# Task
Below are some records; repeat them all exactly, minus the pictures.

Stored items from a collection
— Start —
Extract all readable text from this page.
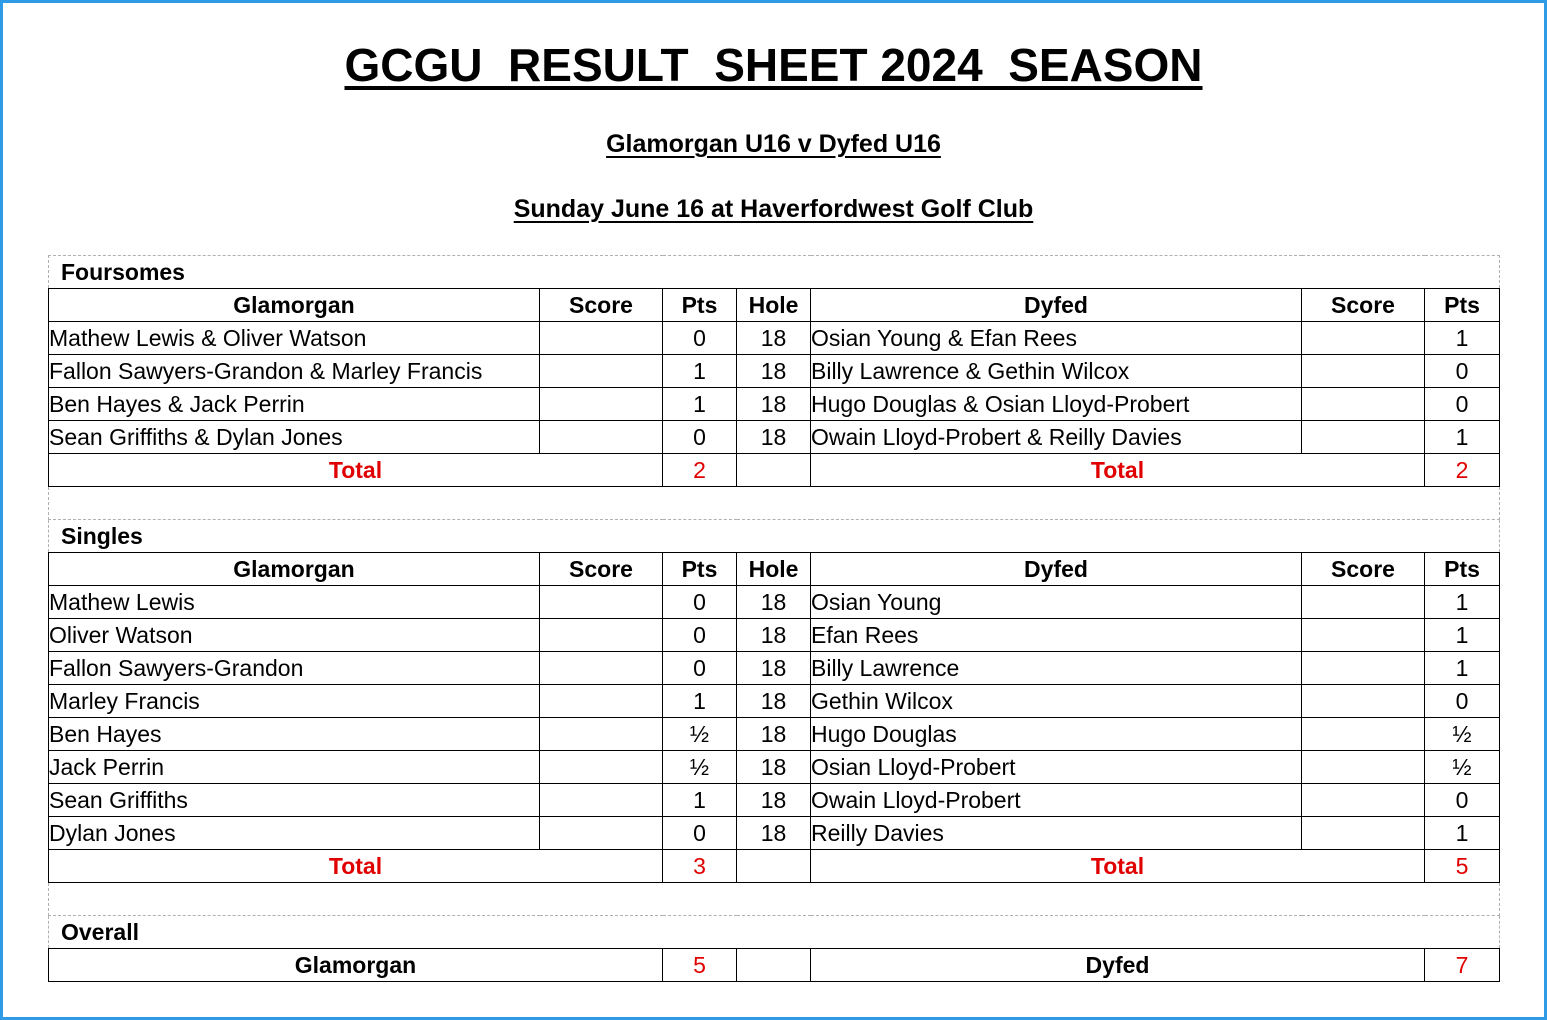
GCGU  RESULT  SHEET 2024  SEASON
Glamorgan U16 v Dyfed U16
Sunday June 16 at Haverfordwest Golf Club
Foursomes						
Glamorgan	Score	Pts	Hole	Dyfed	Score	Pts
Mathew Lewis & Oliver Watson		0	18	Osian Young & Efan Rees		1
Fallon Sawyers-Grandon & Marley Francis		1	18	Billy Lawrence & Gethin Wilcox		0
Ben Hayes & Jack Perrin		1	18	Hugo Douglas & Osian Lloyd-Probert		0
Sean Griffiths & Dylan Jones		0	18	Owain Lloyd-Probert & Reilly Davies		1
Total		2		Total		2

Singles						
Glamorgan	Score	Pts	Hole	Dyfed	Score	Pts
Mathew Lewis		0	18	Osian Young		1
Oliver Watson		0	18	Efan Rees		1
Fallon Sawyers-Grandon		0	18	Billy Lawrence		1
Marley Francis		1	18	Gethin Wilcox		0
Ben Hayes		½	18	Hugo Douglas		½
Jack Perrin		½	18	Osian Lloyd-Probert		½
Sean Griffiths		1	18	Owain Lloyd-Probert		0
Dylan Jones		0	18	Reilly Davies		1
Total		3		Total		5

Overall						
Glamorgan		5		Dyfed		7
— End —
# Response below
Extract all readable text from this page.
GCGU  RESULT  SHEET 2024  SEASON
Glamorgan U16 v Dyfed U16
Sunday June 16 at Haverfordwest Golf Club
Foursomes						
Glamorgan	Score	Pts	Hole	Dyfed	Score	Pts
Mathew Lewis & Oliver Watson		0	18	Osian Young & Efan Rees		1
Fallon Sawyers-Grandon & Marley Francis		1	18	Billy Lawrence & Gethin Wilcox		0
Ben Hayes & Jack Perrin		1	18	Hugo Douglas & Osian Lloyd-Probert		0
Sean Griffiths & Dylan Jones		0	18	Owain Lloyd-Probert & Reilly Davies		1
Total		2		Total		2

Singles						
Glamorgan	Score	Pts	Hole	Dyfed	Score	Pts
Mathew Lewis		0	18	Osian Young		1
Oliver Watson		0	18	Efan Rees		1
Fallon Sawyers-Grandon		0	18	Billy Lawrence		1
Marley Francis		1	18	Gethin Wilcox		0
Ben Hayes		½	18	Hugo Douglas		½
Jack Perrin		½	18	Osian Lloyd-Probert		½
Sean Griffiths		1	18	Owain Lloyd-Probert		0
Dylan Jones		0	18	Reilly Davies		1
Total		3		Total		5

Overall						
Glamorgan		5		Dyfed		7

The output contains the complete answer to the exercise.